Task description: Make an exact copy of all the records.

Rows:
╭──
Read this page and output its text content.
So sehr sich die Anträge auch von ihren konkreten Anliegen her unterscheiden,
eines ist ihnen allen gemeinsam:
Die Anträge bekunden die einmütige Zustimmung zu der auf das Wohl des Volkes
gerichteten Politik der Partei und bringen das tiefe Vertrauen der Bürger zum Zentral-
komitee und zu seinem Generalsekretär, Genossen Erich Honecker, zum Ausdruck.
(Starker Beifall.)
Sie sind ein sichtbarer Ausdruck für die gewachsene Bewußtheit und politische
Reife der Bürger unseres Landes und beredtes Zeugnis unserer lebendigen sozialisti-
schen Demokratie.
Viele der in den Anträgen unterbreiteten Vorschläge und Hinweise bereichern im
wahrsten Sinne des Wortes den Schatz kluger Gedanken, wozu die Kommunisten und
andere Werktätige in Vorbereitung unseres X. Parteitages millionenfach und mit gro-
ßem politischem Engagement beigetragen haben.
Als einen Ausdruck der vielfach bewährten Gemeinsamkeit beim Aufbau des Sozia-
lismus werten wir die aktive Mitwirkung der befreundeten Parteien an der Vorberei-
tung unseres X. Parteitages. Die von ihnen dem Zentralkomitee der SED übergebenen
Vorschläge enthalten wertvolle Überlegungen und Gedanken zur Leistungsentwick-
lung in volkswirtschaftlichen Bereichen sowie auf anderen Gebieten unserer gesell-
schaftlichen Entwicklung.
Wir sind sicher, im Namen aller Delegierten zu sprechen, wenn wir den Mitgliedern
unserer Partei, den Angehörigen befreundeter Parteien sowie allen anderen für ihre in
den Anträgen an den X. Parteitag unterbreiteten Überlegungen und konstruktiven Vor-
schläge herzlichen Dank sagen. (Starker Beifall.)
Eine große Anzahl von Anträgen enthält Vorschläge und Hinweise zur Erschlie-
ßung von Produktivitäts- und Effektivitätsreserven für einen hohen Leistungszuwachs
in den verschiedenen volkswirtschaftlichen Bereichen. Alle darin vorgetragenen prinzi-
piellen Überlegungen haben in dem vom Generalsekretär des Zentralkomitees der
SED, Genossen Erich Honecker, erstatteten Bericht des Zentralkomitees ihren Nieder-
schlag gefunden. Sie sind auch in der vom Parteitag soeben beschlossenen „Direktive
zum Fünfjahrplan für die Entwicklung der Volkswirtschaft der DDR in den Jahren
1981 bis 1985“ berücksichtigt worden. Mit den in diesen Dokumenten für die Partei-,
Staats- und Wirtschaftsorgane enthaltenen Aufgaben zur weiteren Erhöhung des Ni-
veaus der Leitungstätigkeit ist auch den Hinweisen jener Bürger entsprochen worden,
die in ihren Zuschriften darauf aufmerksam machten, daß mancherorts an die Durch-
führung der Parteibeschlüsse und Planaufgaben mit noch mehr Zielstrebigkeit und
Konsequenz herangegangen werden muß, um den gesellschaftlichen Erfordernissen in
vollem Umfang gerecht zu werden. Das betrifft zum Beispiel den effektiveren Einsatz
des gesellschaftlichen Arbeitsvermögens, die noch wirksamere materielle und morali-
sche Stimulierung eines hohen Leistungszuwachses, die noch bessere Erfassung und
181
╰──
Written answer:
Read this page and output its text content.
So sehr sich die Anträge auch von ihren konkreten Anliegen her unterscheiden,
eines ist ihnen allen gemeinsam:
Die Anträge bekunden die einmütige Zustimmung zu der auf das Wohl des Volkes
gerichteten Politik der Partei und bringen das tiefe Vertrauen der Bürger zum Zentral-
komitee und zu seinem Generalsekretär, Genossen Erich Honecker, zum Ausdruck.
(Starker Beifall.)
Sie sind ein sichtbarer Ausdruck für die gewachsene Bewußtheit und politische
Reife der Bürger unseres Landes und beredtes Zeugnis unserer lebendigen sozialisti-
schen Demokratie.
Viele der in den Anträgen unterbreiteten Vorschläge und Hinweise bereichern im
wahrsten Sinne des Wortes den Schatz kluger Gedanken, wozu die Kommunisten und
andere Werktätige in Vorbereitung unseres X. Parteitages millionenfach und mit gro-
ßem politischem Engagement beigetragen haben.
Als einen Ausdruck der vielfach bewährten Gemeinsamkeit beim Aufbau des Sozia-
lismus werten wir die aktive Mitwirkung der befreundeten Parteien an der Vorberei-
tung unseres X. Parteitages. Die von ihnen dem Zentralkomitee der SED übergebenen
Vorschläge enthalten wertvolle Überlegungen und Gedanken zur Leistungsentwick-
lung in volkswirtschaftlichen Bereichen sowie auf anderen Gebieten unserer gesell-
schaftlichen Entwicklung.
Wir sind sicher, im Namen aller Delegierten zu sprechen, wenn wir den Mitgliedern
unserer Partei, den Angehörigen befreundeter Parteien sowie allen anderen für ihre in
den Anträgen an den X. Parteitag unterbreiteten Überlegungen und konstruktiven Vor-
schläge herzlichen Dank sagen. (Starker Beifall.)
Eine große Anzahl von Anträgen enthält Vorschläge und Hinweise zur Erschlie-
ßung von Produktivitäts- und Effektivitätsreserven für einen hohen Leistungszuwachs
in den verschiedenen volkswirtschaftlichen Bereichen. Alle darin vorgetragenen prinzi-
piellen Überlegungen haben in dem vom Generalsekretär des Zentralkomitees der
SED, Genossen Erich Honecker, erstatteten Bericht des Zentralkomitees ihren Nieder-
schlag gefunden. Sie sind auch in der vom Parteitag soeben beschlossenen „Direktive
zum Fünfjahrplan für die Entwicklung der Volkswirtschaft der DDR in den Jahren
1981 bis 1985“ berücksichtigt worden. Mit den in diesen Dokumenten für die Partei-,
Staats- und Wirtschaftsorgane enthaltenen Aufgaben zur weiteren Erhöhung des Ni-
veaus der Leitungstätigkeit ist auch den Hinweisen jener Bürger entsprochen worden,
die in ihren Zuschriften darauf aufmerksam machten, daß mancherorts an die Durch-
führung der Parteibeschlüsse und Planaufgaben mit noch mehr Zielstrebigkeit und
Konsequenz herangegangen werden muß, um den gesellschaftlichen Erfordernissen in
vollem Umfang gerecht zu werden. Das betrifft zum Beispiel den effektiveren Einsatz
des gesellschaftlichen Arbeitsvermögens, die noch wirksamere materielle und morali-
sche Stimulierung eines hohen Leistungszuwachses, die noch bessere Erfassung und
181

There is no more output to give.